### REQUIREMENTS
Copy the data below exactly.

### SUPPLIED DATA
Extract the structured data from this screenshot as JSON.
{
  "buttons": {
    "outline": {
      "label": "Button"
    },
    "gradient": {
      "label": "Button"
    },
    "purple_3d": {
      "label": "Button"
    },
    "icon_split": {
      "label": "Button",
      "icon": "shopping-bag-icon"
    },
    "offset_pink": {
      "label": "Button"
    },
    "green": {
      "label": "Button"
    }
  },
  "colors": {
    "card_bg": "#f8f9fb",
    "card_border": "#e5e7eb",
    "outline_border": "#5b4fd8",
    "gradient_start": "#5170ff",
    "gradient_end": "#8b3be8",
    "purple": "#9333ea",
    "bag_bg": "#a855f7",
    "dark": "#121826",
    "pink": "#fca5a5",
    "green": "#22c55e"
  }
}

### TASK ANSWER
Extract the structured data from this screenshot as JSON.
{
  "buttons": {
    "outline": {
      "label": "Button"
    },
    "gradient": {
      "label": "Button"
    },
    "purple_3d": {
      "label": "Button"
    },
    "icon_split": {
      "label": "Button",
      "icon": "shopping-bag-icon"
    },
    "offset_pink": {
      "label": "Button"
    },
    "green": {
      "label": "Button"
    }
  },
  "colors": {
    "card_bg": "#f8f9fb",
    "card_border": "#e5e7eb",
    "outline_border": "#5b4fd8",
    "gradient_start": "#5170ff",
    "gradient_end": "#8b3be8",
    "purple": "#9333ea",
    "bag_bg": "#a855f7",
    "dark": "#121826",
    "pink": "#fca5a5",
    "green": "#22c55e"
  }
}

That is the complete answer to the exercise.